----- Input data -----

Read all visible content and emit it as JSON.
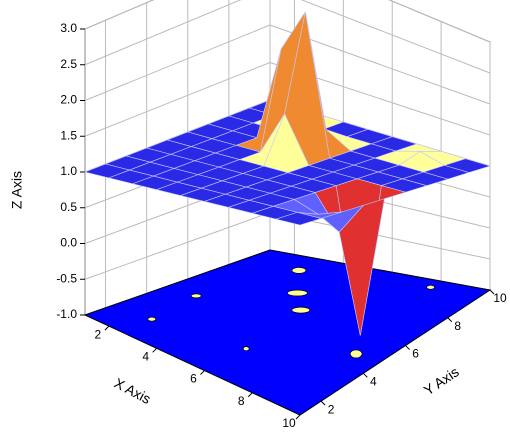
{
  "chart_data": {
    "type": "surface3d",
    "x_label": "X Axis",
    "y_label": "Y Axis",
    "z_label": "Z Axis",
    "x": [
      1,
      2,
      3,
      4,
      5,
      6,
      7,
      8,
      9,
      10
    ],
    "y": [
      1,
      2,
      3,
      4,
      5,
      6,
      7,
      8,
      9,
      10
    ],
    "z": [
      [
        1,
        1,
        1,
        1,
        1,
        1,
        1,
        1,
        1,
        1
      ],
      [
        1,
        1,
        1,
        1,
        1,
        1,
        1,
        1,
        1,
        1
      ],
      [
        1,
        1,
        1,
        1,
        1,
        1,
        1,
        1,
        0.9,
        1
      ],
      [
        1,
        1,
        1,
        1,
        1,
        1,
        1,
        1,
        0.6,
        1
      ],
      [
        1,
        1,
        1,
        1,
        1,
        1,
        1,
        1,
        -0.8,
        1
      ],
      [
        1,
        1,
        1,
        1,
        1.6,
        1,
        1,
        1,
        1,
        1
      ],
      [
        1,
        1,
        1,
        2.3,
        2.9,
        1,
        1,
        1,
        1,
        1
      ],
      [
        1,
        1,
        1,
        1,
        1.2,
        1,
        1,
        1,
        1,
        1
      ],
      [
        1,
        1,
        1.3,
        1,
        1,
        1,
        1,
        1.1,
        1,
        1
      ],
      [
        1,
        1,
        1,
        1,
        1,
        1,
        1,
        1,
        1,
        1
      ]
    ],
    "surface_color": "#2a2ae6",
    "floor_color": "#0000ff",
    "xlim": [
      1,
      10
    ],
    "ylim": [
      1,
      10
    ],
    "zlim": [
      -1,
      3
    ],
    "xticks": [
      2,
      4,
      6,
      8,
      10
    ],
    "yticks": [
      2,
      4,
      6,
      8,
      10
    ],
    "zticks": [
      {
        "value": -1,
        "label": "-1.0"
      },
      {
        "value": -0.5,
        "label": "-0.5"
      },
      {
        "value": 0,
        "label": "0.0"
      },
      {
        "value": 0.5,
        "label": "0.5"
      },
      {
        "value": 1,
        "label": "1.0"
      },
      {
        "value": 1.5,
        "label": "1.5"
      },
      {
        "value": 2,
        "label": "2.0"
      },
      {
        "value": 2.5,
        "label": "2.5"
      },
      {
        "value": 3,
        "label": "3.0"
      }
    ],
    "grid": true
  }
}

-----

> **Task goal**
Gather every line from the entries above where the word "Axis" appears, and copy them.

> **Answer to this exercise**
    "x_label": "X Axis",
    "y_label": "Y Axis",
    "z_label": "Z Axis",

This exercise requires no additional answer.